▶ _TASK DIRECTIONS_
Sift the listing for lines that hold the string "Pemrograman" and pull them out.

☆ ☆ ☆ ☆ ☆ ☆ ☆

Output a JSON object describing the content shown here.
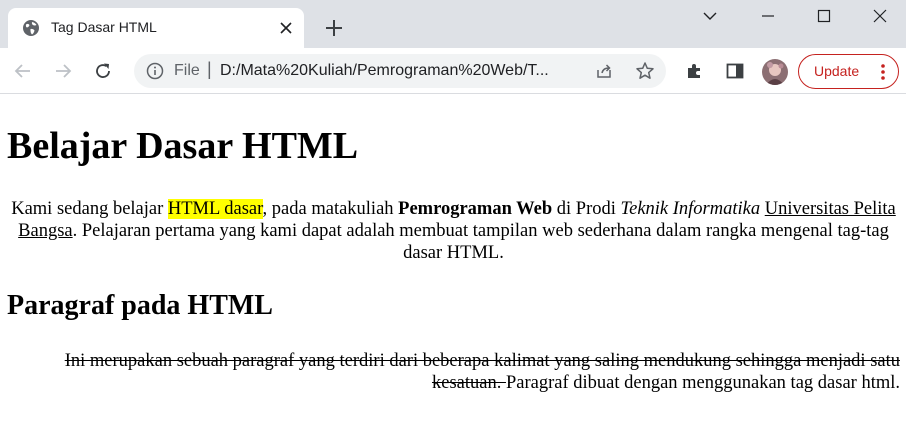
{
  "browser": {
    "tab": {
      "title": "Tag Dasar HTML"
    },
    "address": {
      "scheme": "File",
      "separator": "|",
      "url": "D:/Mata%20Kuliah/Pemrograman%20Web/T..."
    },
    "update_label": "Update",
    "icons": {
      "tab": "globe-icon",
      "new_tab": "plus-icon",
      "back": "arrow-left-icon",
      "forward": "arrow-right-icon",
      "reload": "reload-icon",
      "site_info": "info-icon",
      "share": "share-icon",
      "bookmark": "star-icon",
      "extensions": "puzzle-icon",
      "side_panel": "side-panel-icon",
      "menu": "three-dots-icon"
    },
    "colors": {
      "tabstrip": "#dee1e6",
      "update_accent": "#c5221f",
      "omnibox": "#f1f3f4"
    }
  },
  "content": {
    "heading1": "Belajar Dasar HTML",
    "p1": {
      "t1": "Kami sedang belajar ",
      "highlight": "HTML dasar",
      "t2": ", pada matakuliah ",
      "bold": "Pemrograman Web",
      "t3": " di Prodi ",
      "italic": "Teknik Informatika",
      "t4": " ",
      "underline": "Universitas Pelita Bangsa",
      "t5": ". Pelajaran pertama yang kami dapat adalah membuat tampilan web sederhana dalam rangka mengenal tag-tag dasar HTML."
    },
    "heading2": "Paragraf pada HTML",
    "p2": {
      "strike": "Ini merupakan sebuah paragraf yang terdiri dari beberapa kalimat yang saling mendukung sehingga menjadi satu kesatuan. ",
      "t1": "Paragraf dibuat dengan menggunakan tag dasar html."
    },
    "colors": {
      "highlight": "#ffff00"
    }
  }
}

☆ ☆ ☆ ☆ ☆ ☆ ☆

▶ _PROBLEM SOLUTION_
      "url": "D:/Mata%20Kuliah/Pemrograman%20Web/T..."
      "bold": "Pemrograman Web",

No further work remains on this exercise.